*TEXT EXTRACT:*
When it comes to yoga, I've been both teacher and student. When I became a yoga teacher, I thought that I would be enhancing my experience as a student. Likewise, I assumed that my experience as a student would make me a better teacher. What I have found is that wearing both hats (mats?) has left me vaguely uncomfortable with both. But I've also found that in spite of that, it works. Yoga works, in spite of all the annoying teachers and students, myself included.
As a teacher, I find myself virtually unteachable as a student: In another teacher's classroom, I find that I possess almost zero receptivity: my glass is full-up, and anything the teacher tries to pour in splashes all about making an awful mess. I have almost no tolerance for listening to other human beings who are every bit as confused as I am about how to be happy in this life giving me their version of life coaching when I am really there to get a workout. Once I hear that a teacher has had an extramarital affair with a student (and I hear this all too often), I can no longer bring myself to take a class with that teacher for fear that the teacher might discuss the yogic codes of "doing no harm" and "not lying", and "not being greedy", leaving me uncomfortable with the hypocrisy. And because I do not believe that anyone can experience a yoga pose the way I do while I am in the pose, I will not allow any yoga teacher to physically assist me unless I ask for it specifically.

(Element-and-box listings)
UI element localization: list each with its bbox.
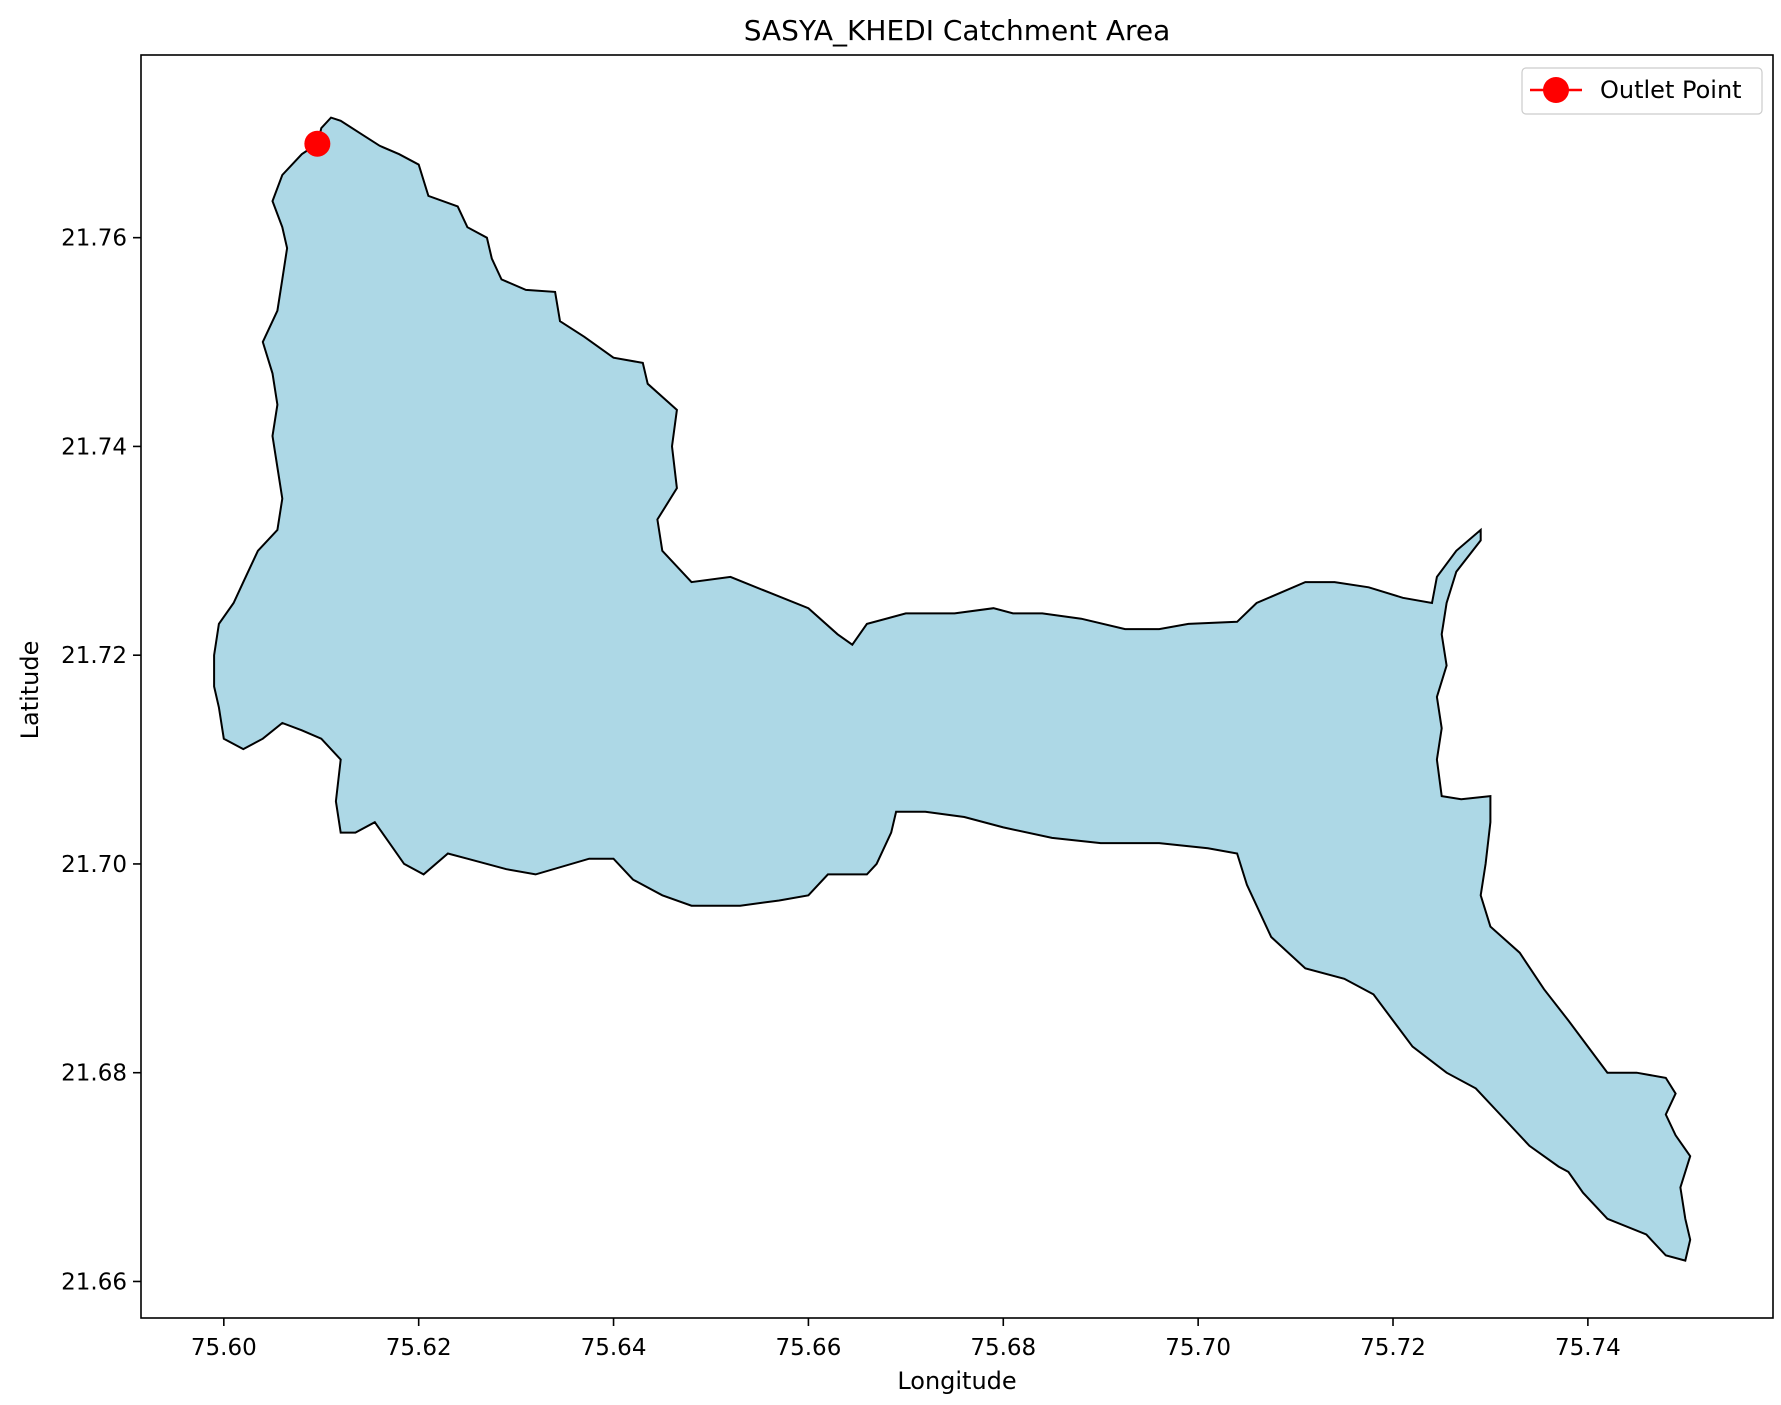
x-axis-ticks: 75.60 75.62 75.64 75.66 75.68 75.70 75.72 75.74 (191, 1318, 1621, 1361)
x-axis-label: Longitude (897, 1367, 1016, 1395)
x-tick-label: 75.72 (1360, 1335, 1426, 1361)
x-tick-label: 75.64 (581, 1335, 647, 1361)
plot-border (140, 54, 1774, 1319)
legend: Outlet Point (1521, 67, 1763, 115)
y-tick-label: 21.76 (61, 226, 127, 252)
y-axis-ticks: 21.66 21.68 21.70 21.72 21.74 21.76 (61, 226, 141, 1295)
x-tick-label: 75.68 (970, 1335, 1036, 1361)
catchment-polygon (213, 116, 1692, 1262)
legend-box (1521, 67, 1763, 115)
x-tick-label: 75.60 (191, 1335, 257, 1361)
outlet-point-dot (304, 130, 331, 157)
x-tick-label: 75.74 (1555, 1335, 1621, 1361)
outlet-point-marker (304, 130, 331, 157)
y-tick-label: 21.68 (61, 1061, 127, 1087)
chart-title: SASYA_KHEDI Catchment Area (744, 14, 1171, 47)
legend-marker-dot (1543, 77, 1569, 103)
y-tick-label: 21.66 (61, 1269, 127, 1295)
x-tick-label: 75.62 (386, 1335, 452, 1361)
plot-area (140, 54, 1774, 1319)
legend-entry-outlet-point: Outlet Point (1600, 76, 1742, 104)
x-tick-label: 75.66 (775, 1335, 841, 1361)
y-tick-label: 21.70 (61, 852, 127, 878)
y-axis-label: Latitude (16, 641, 44, 740)
y-tick-label: 21.74 (61, 434, 127, 460)
y-tick-label: 21.72 (61, 643, 127, 669)
x-tick-label: 75.70 (1165, 1335, 1231, 1361)
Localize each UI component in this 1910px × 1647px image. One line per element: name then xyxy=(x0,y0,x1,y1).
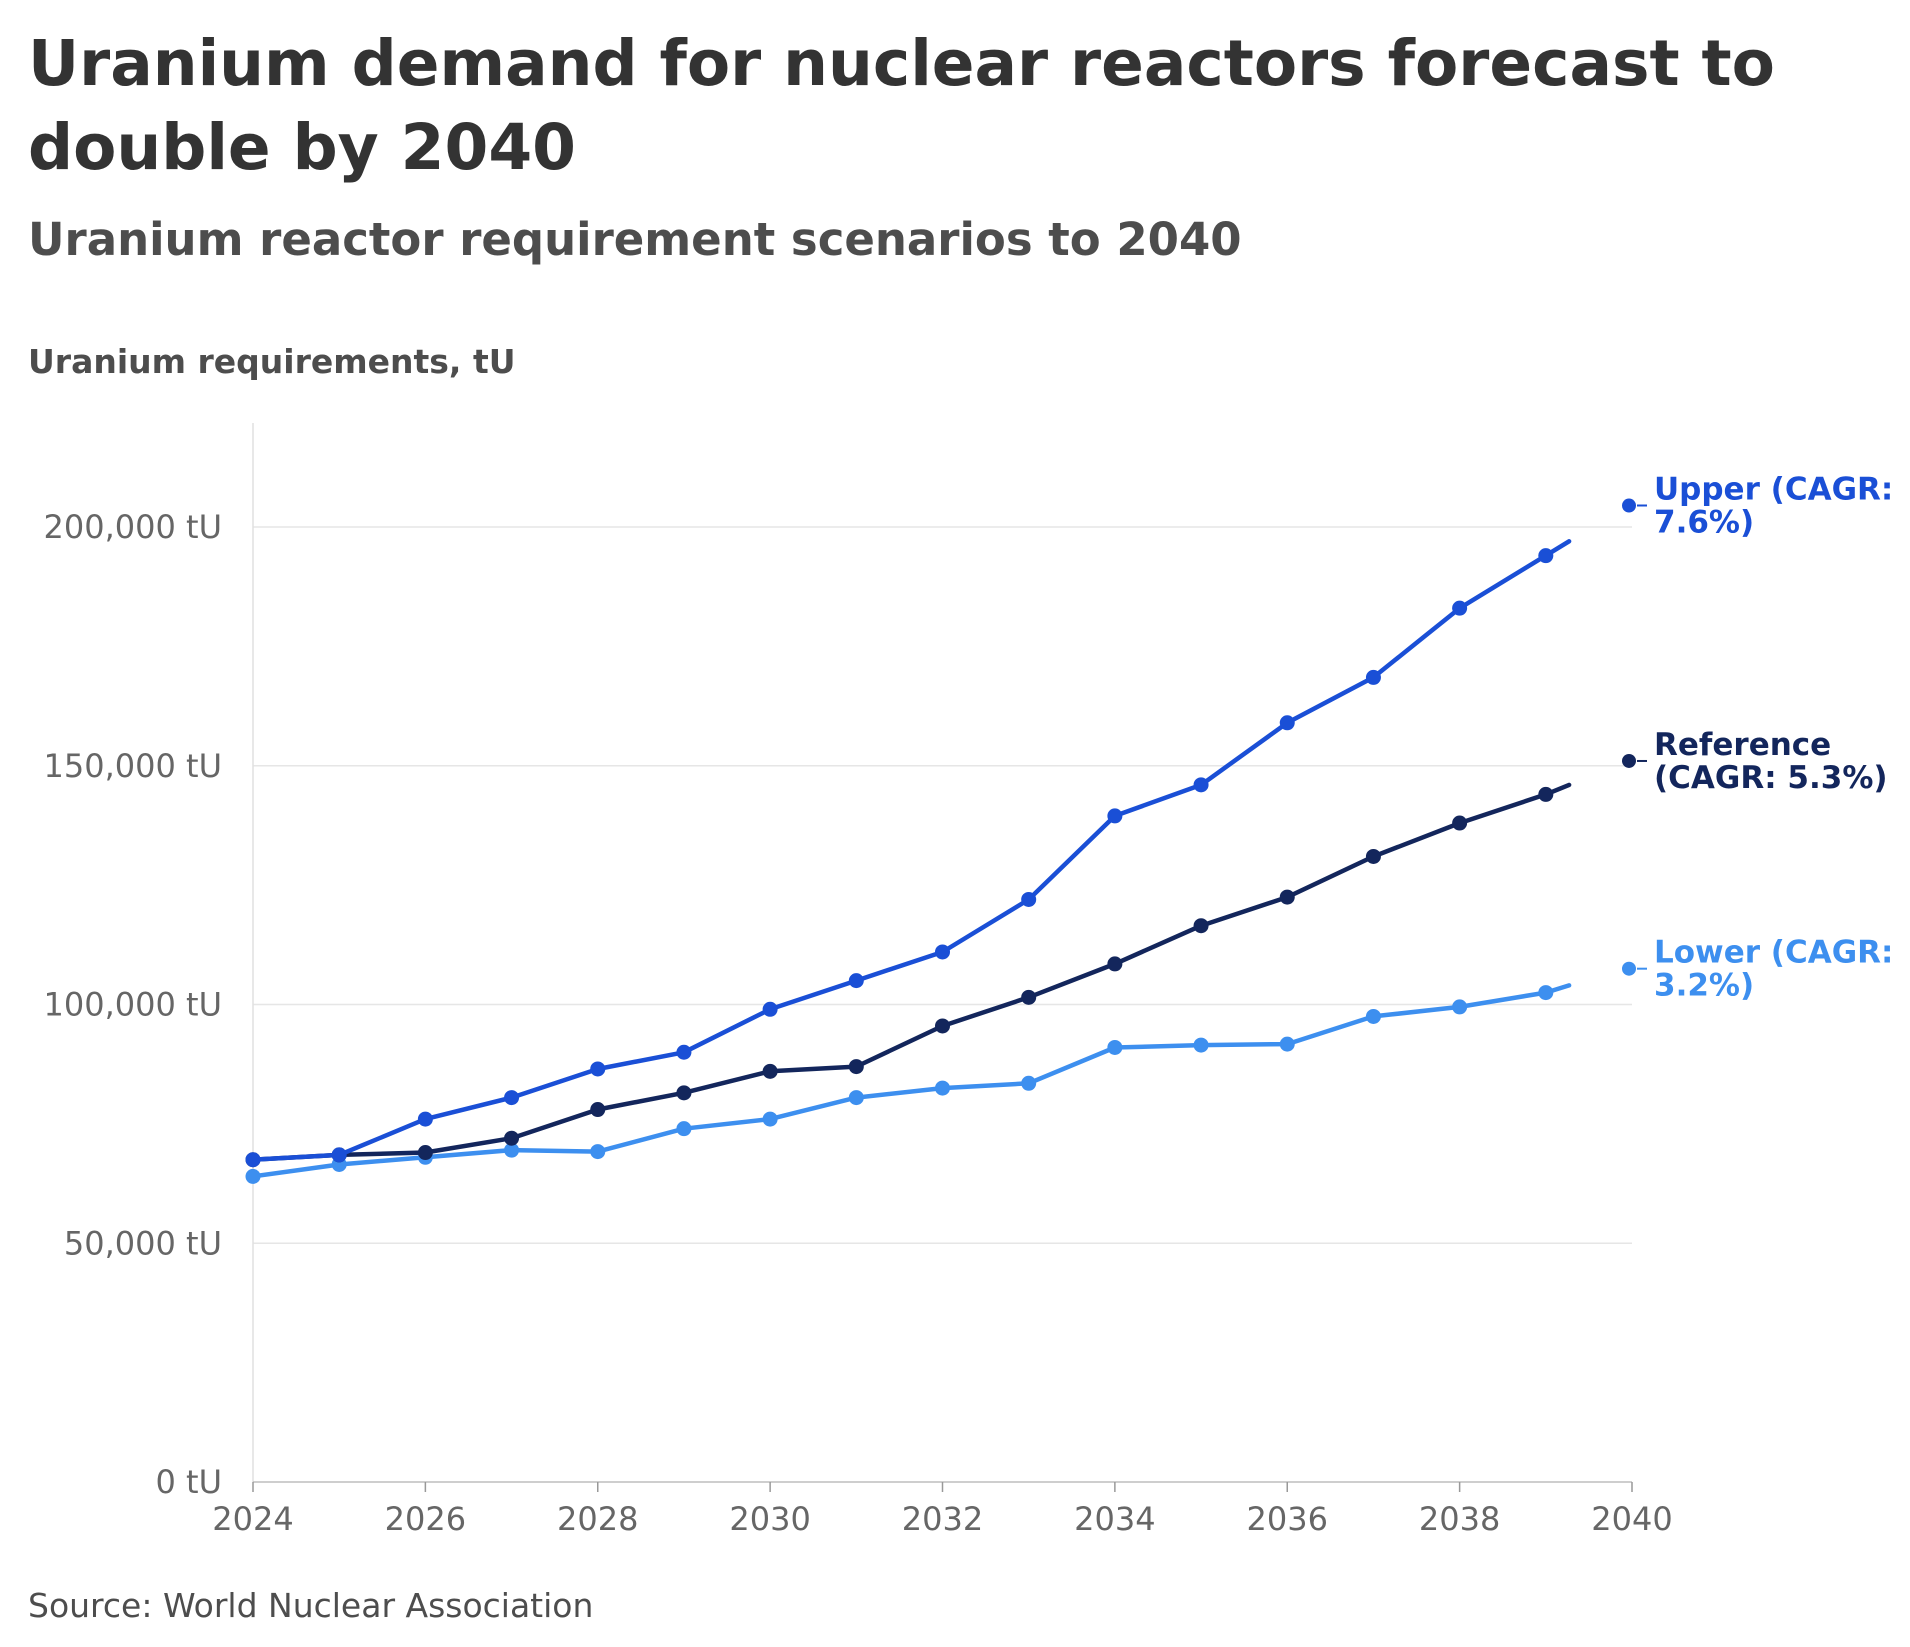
chart-subtitle: Uranium reactor requirement scenarios to… xyxy=(28,213,1242,266)
data-point xyxy=(935,1080,950,1096)
series-label-line: (CAGR: 5.3%) xyxy=(1654,760,1888,796)
data-point xyxy=(1538,548,1554,564)
data-point xyxy=(1365,848,1381,864)
data-point xyxy=(1021,989,1037,1005)
data-point xyxy=(935,1018,950,1034)
y-tick-label: 150,000 tU xyxy=(44,747,222,785)
data-point xyxy=(245,1168,261,1184)
data-point xyxy=(1365,1008,1381,1024)
data-point xyxy=(676,1044,692,1060)
gridlines xyxy=(253,526,1632,1244)
x-tick-label: 2030 xyxy=(729,1500,810,1538)
series-labels: Upper (CAGR: 7.6%) Reference (CAGR: 5.3%) Lo… xyxy=(1622,472,1893,1004)
x-tick-label: 2028 xyxy=(557,1500,638,1538)
series-label-line: 7.6%) xyxy=(1654,505,1754,541)
data-point xyxy=(504,1090,520,1106)
series-label: Reference (CAGR: 5.3%) xyxy=(1654,727,1888,796)
y-tick-label: 0 tU xyxy=(156,1463,223,1501)
data-point xyxy=(1365,669,1381,685)
x-tick-label: 2026 xyxy=(385,1500,466,1538)
data-point xyxy=(1452,999,1468,1015)
series-lines xyxy=(245,539,1572,1184)
data-point xyxy=(245,1152,261,1168)
series-label-line: Lower (CAGR: xyxy=(1654,935,1893,971)
data-point xyxy=(590,1144,606,1160)
source-note: Source: World Nuclear Association xyxy=(28,1586,594,1625)
data-point xyxy=(1021,1075,1037,1091)
data-point xyxy=(590,1061,606,1077)
series-label: Lower (CAGR: 3.2%) xyxy=(1654,935,1893,1004)
series-label-line: Reference xyxy=(1654,727,1831,763)
chart-title: Uranium demand for nuclear reactors fore… xyxy=(28,27,1775,184)
data-point xyxy=(504,1142,520,1158)
x-tick-label: 2036 xyxy=(1247,1500,1328,1538)
data-point xyxy=(417,1111,433,1127)
line-chart: 0 tU 50,000 tU 100,000 tU 150,000 tU 200,000… xyxy=(44,423,1893,1538)
data-point xyxy=(676,1121,692,1137)
data-point xyxy=(762,1111,778,1127)
y-tick-label: 100,000 tU xyxy=(44,986,222,1024)
data-point xyxy=(331,1147,347,1163)
data-point xyxy=(848,1090,864,1106)
data-point xyxy=(762,1001,778,1017)
data-point xyxy=(1279,1036,1295,1052)
data-point xyxy=(590,1102,606,1118)
data-point xyxy=(848,973,864,989)
y-axis-title: Uranium requirements, tU xyxy=(28,342,516,381)
series-label-marker xyxy=(1622,753,1636,768)
series-label-marker xyxy=(1622,498,1636,513)
data-point xyxy=(1107,956,1123,972)
data-point xyxy=(1279,889,1295,905)
series-label-line: 3.2%) xyxy=(1654,968,1754,1004)
data-point xyxy=(1452,600,1468,616)
data-point xyxy=(1193,1037,1209,1053)
data-point xyxy=(1107,808,1123,824)
data-point xyxy=(1279,715,1295,731)
x-tick-label: 2038 xyxy=(1419,1500,1500,1538)
data-point xyxy=(935,944,950,960)
x-tick-label: 2034 xyxy=(1074,1500,1155,1538)
data-point xyxy=(762,1063,778,1079)
data-point xyxy=(1538,786,1554,802)
data-point xyxy=(1452,815,1468,831)
series-label: Upper (CAGR: 7.6%) xyxy=(1654,472,1893,541)
series-line xyxy=(250,782,1572,1162)
series-label-line: Upper (CAGR: xyxy=(1654,472,1893,508)
data-point xyxy=(1193,918,1209,934)
x-tick-label: 2040 xyxy=(1591,1500,1672,1538)
data-point xyxy=(1193,777,1209,793)
data-point xyxy=(1538,985,1554,1001)
x-tick-label: 2032 xyxy=(902,1500,983,1538)
data-point xyxy=(848,1059,864,1075)
x-tick-label: 2024 xyxy=(212,1500,293,1538)
axes: 0 tU 50,000 tU 100,000 tU 150,000 tU 200,000… xyxy=(44,423,1673,1538)
data-point xyxy=(504,1130,520,1146)
data-point xyxy=(1107,1039,1123,1055)
y-tick-label: 50,000 tU xyxy=(64,1224,222,1262)
data-point xyxy=(417,1145,433,1161)
data-point xyxy=(1021,891,1037,907)
series-label-marker xyxy=(1622,961,1636,976)
y-tick-label: 200,000 tU xyxy=(44,508,222,546)
data-point xyxy=(676,1085,692,1101)
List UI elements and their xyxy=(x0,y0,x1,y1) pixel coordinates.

*EXERCISE INSTRUCTIONS:*
a - Write out the passage on yoga from "When it comes" up to and including "students, myself included.".
b - In the entries, substitute "point-marker" for "data-point" from the line with "chart-subtitle: Uranium reactor" up to and including the line with "line-chart: 0 tU", and give only those lines with everything else unchanged.

*THE RESULTS:*
a -
When it comes to yoga, I've been both teacher and student. When I became a yoga teacher, I thought that I would be enhancing my experience as a student. Likewise, I assumed that my experience as a student would make me a better teacher. What I have found is that wearing both hats (mats?) has left me vaguely uncomfortable with both. But I've also found that in spite of that, it works. Yoga works, in spite of all the annoying teachers and students, myself included.

b -
chart-subtitle: Uranium reactor requirement scenarios to… xyxy=(28,213,1242,266)
point-marker xyxy=(935,1080,950,1096)
series-label-line: (CAGR: 5.3%) xyxy=(1654,760,1888,796)
point-marker xyxy=(1538,548,1554,564)
point-marker xyxy=(1365,848,1381,864)
point-marker xyxy=(1021,989,1037,1005)
point-marker xyxy=(935,1018,950,1034)
y-tick-label: 150,000 tU xyxy=(44,747,222,785)
point-marker xyxy=(245,1168,261,1184)
point-marker xyxy=(1365,1008,1381,1024)
point-marker xyxy=(676,1044,692,1060)
gridlines xyxy=(253,526,1632,1244)
x-tick-label: 2030 xyxy=(729,1500,810,1538)
series-labels: Upper (CAGR: 7.6%) Reference (CAGR: 5.3%) Lo… xyxy=(1622,472,1893,1004)
x-tick-label: 2028 xyxy=(557,1500,638,1538)
series-label-line: 7.6%) xyxy=(1654,505,1754,541)
point-marker xyxy=(504,1090,520,1106)
series-label: Reference (CAGR: 5.3%) xyxy=(1654,727,1888,796)
y-tick-label: 0 tU xyxy=(156,1463,223,1501)
point-marker xyxy=(1365,669,1381,685)
x-tick-label: 2026 xyxy=(385,1500,466,1538)
point-marker xyxy=(1452,999,1468,1015)
series-lines xyxy=(245,539,1572,1184)
point-marker xyxy=(245,1152,261,1168)
series-label-line: Lower (CAGR: xyxy=(1654,935,1893,971)
point-marker xyxy=(590,1144,606,1160)
source-note: Source: World Nuclear Association xyxy=(28,1586,594,1625)
point-marker xyxy=(1021,1075,1037,1091)
point-marker xyxy=(590,1061,606,1077)
series-label: Lower (CAGR: 3.2%) xyxy=(1654,935,1893,1004)
series-label-line: Reference xyxy=(1654,727,1831,763)
chart-title: Uranium demand for nuclear reactors fore… xyxy=(28,27,1775,184)
point-marker xyxy=(504,1142,520,1158)
x-tick-label: 2036 xyxy=(1247,1500,1328,1538)
point-marker xyxy=(417,1111,433,1127)
line-chart: 0 tU 50,000 tU 100,000 tU 150,000 tU 200,000… xyxy=(44,423,1893,1538)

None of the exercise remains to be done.